** Your objective **
Scan each line of the records for the word "source" and extract the ones that have it.

** Data supplied **
____

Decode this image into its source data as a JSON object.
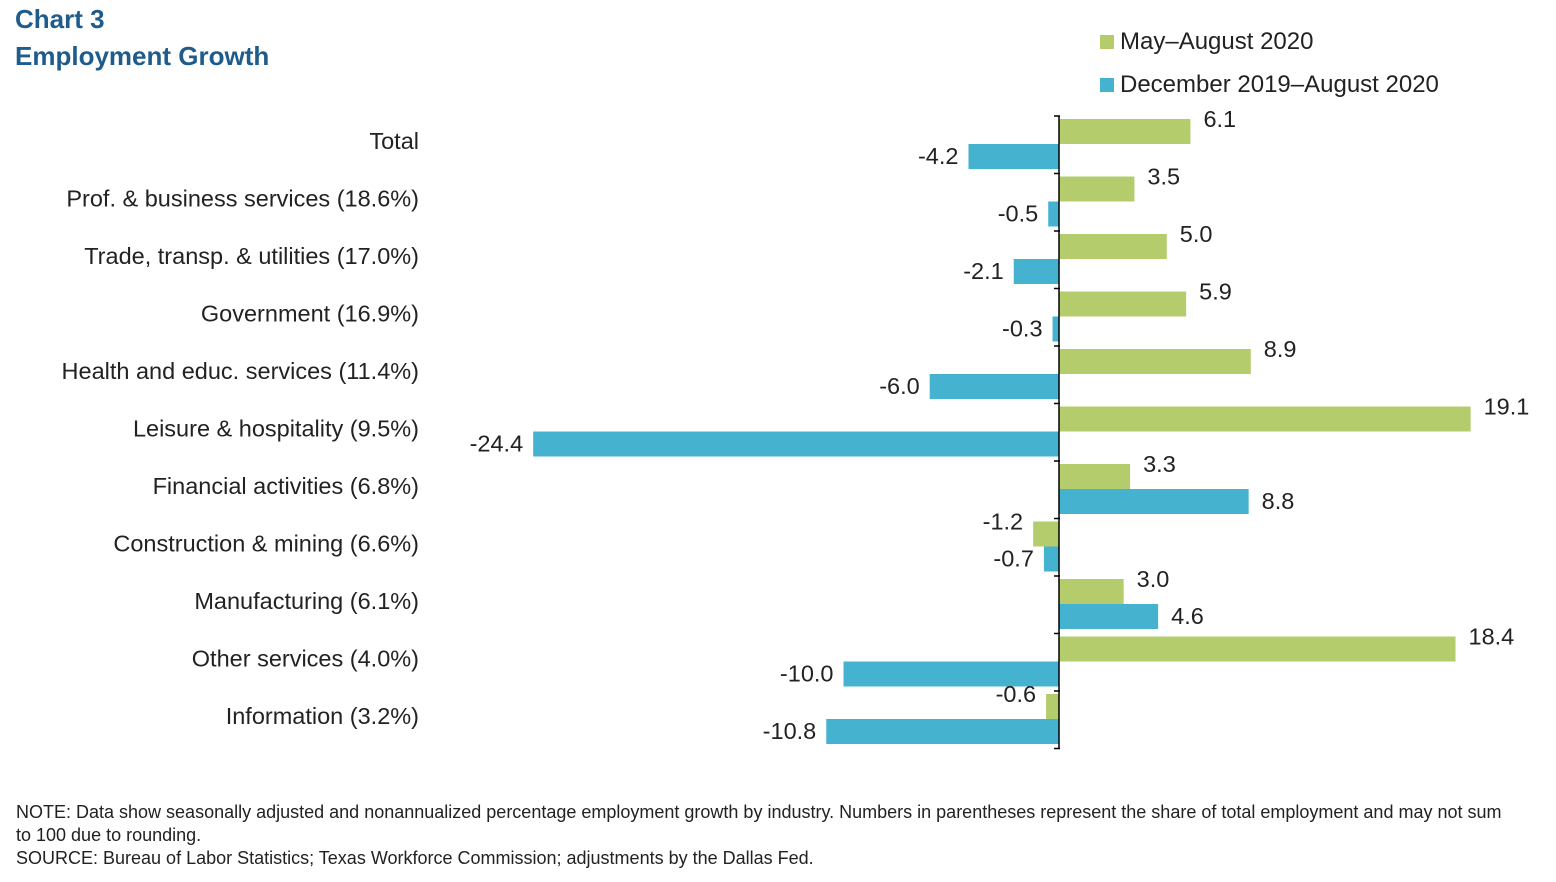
{
  "title": "Chart 3",
  "subtitle": "Employment Growth",
  "colors": {
    "series1": "#b5cc6c",
    "series2": "#45b3cf",
    "title": "#1f5c8b",
    "text": "#222222"
  },
  "chart_data": {
    "type": "bar",
    "orientation": "horizontal",
    "title": "Employment Growth",
    "categories": [
      "Total",
      "Prof. & business services (18.6%)",
      "Trade, transp. & utilities (17.0%)",
      "Government (16.9%)",
      "Health and educ. services (11.4%)",
      "Leisure & hospitality (9.5%)",
      "Financial activities (6.8%)",
      "Construction & mining (6.6%)",
      "Manufacturing (6.1%)",
      "Other services (4.0%)",
      "Information (3.2%)"
    ],
    "series": [
      {
        "name": "May–August 2020",
        "color": "#b5cc6c",
        "values": [
          6.1,
          3.5,
          5.0,
          5.9,
          8.9,
          19.1,
          3.3,
          -1.2,
          3.0,
          18.4,
          -0.6
        ]
      },
      {
        "name": "December 2019–August 2020",
        "color": "#45b3cf",
        "values": [
          -4.2,
          -0.5,
          -2.1,
          -0.3,
          -6.0,
          -24.4,
          8.8,
          -0.7,
          4.6,
          -10.0,
          -10.8
        ]
      }
    ],
    "xlim": [
      -24.4,
      19.1
    ],
    "legend": "top-right"
  },
  "notes": {
    "note": "NOTE: Data show seasonally adjusted and nonannualized percentage employment growth by industry. Numbers in parentheses represent the share of total employment and may not sum to 100 due to rounding.",
    "source": "SOURCE: Bureau of Labor Statistics; Texas Workforce Commission; adjustments by the Dallas Fed."
  }
}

____

** Response for this exercise **
Decode this image into its source data as a JSON object.
    "source": "SOURCE: Bureau of Labor Statistics; Texas Workforce Commission; adjustments by the Dallas Fed."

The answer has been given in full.